### Objective
Reproduce each of the following items line for line, without altering a single character.

### Given records
────────────────────────────────────────
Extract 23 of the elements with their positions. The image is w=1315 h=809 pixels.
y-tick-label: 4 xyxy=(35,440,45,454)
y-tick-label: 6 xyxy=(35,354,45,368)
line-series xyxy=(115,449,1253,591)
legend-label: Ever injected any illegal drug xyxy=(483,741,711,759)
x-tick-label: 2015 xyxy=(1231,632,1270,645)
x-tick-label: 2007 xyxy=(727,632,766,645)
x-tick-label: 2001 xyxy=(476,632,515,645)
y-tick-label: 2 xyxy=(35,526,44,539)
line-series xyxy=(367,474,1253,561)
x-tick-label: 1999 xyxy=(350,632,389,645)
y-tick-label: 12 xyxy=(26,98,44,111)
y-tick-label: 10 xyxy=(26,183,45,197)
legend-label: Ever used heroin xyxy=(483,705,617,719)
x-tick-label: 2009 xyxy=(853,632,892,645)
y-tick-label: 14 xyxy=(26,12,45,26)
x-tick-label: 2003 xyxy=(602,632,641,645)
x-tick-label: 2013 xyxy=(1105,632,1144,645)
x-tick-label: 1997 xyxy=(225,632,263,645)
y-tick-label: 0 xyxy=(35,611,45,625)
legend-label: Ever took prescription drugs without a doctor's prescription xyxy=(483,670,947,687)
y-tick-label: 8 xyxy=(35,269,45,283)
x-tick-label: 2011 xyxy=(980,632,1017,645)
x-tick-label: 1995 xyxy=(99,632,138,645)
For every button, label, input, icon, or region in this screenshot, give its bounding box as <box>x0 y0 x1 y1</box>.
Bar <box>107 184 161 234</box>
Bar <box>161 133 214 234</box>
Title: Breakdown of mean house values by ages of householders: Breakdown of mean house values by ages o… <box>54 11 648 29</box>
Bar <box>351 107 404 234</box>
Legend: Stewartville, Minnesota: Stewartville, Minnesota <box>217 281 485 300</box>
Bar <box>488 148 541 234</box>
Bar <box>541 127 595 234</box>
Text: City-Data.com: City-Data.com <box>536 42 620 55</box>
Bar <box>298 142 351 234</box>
────────────────────────────────────────
### Result for this task
Extract 23 of the elements with their positions. The image is w=1315 h=809 pixels.
y-tick-label: 4 xyxy=(35,440,45,454)
y-tick-label: 6 xyxy=(35,354,45,368)
line-series xyxy=(115,449,1253,591)
legend-label: Ever injected any illegal drug xyxy=(483,741,711,759)
x-tick-label: 2015 xyxy=(1231,632,1270,645)
x-tick-label: 2007 xyxy=(727,632,766,645)
x-tick-label: 2001 xyxy=(476,632,515,645)
y-tick-label: 2 xyxy=(35,526,44,539)
line-series xyxy=(367,474,1253,561)
x-tick-label: 1999 xyxy=(350,632,389,645)
y-tick-label: 12 xyxy=(26,98,44,111)
y-tick-label: 10 xyxy=(26,183,45,197)
legend-label: Ever used heroin xyxy=(483,705,617,719)
x-tick-label: 2009 xyxy=(853,632,892,645)
y-tick-label: 14 xyxy=(26,12,45,26)
x-tick-label: 2003 xyxy=(602,632,641,645)
x-tick-label: 2013 xyxy=(1105,632,1144,645)
x-tick-label: 1997 xyxy=(225,632,263,645)
y-tick-label: 0 xyxy=(35,611,45,625)
legend-label: Ever took prescription drugs without a doctor's prescription xyxy=(483,670,947,687)
y-tick-label: 8 xyxy=(35,269,45,283)
x-tick-label: 2011 xyxy=(980,632,1017,645)
x-tick-label: 1995 xyxy=(99,632,138,645)
For every button, label, input, icon, or region in this screenshot, give its bounding box as <box>x0 y0 x1 y1</box>.
Bar <box>107 184 161 234</box>
Bar <box>161 133 214 234</box>
Title: Breakdown of mean house values by ages of householders: Breakdown of mean house values by ages o… <box>54 11 648 29</box>
Bar <box>351 107 404 234</box>
Legend: Stewartville, Minnesota: Stewartville, Minnesota <box>217 281 485 300</box>
Bar <box>488 148 541 234</box>
Bar <box>541 127 595 234</box>
Text: City-Data.com: City-Data.com <box>536 42 620 55</box>
Bar <box>298 142 351 234</box>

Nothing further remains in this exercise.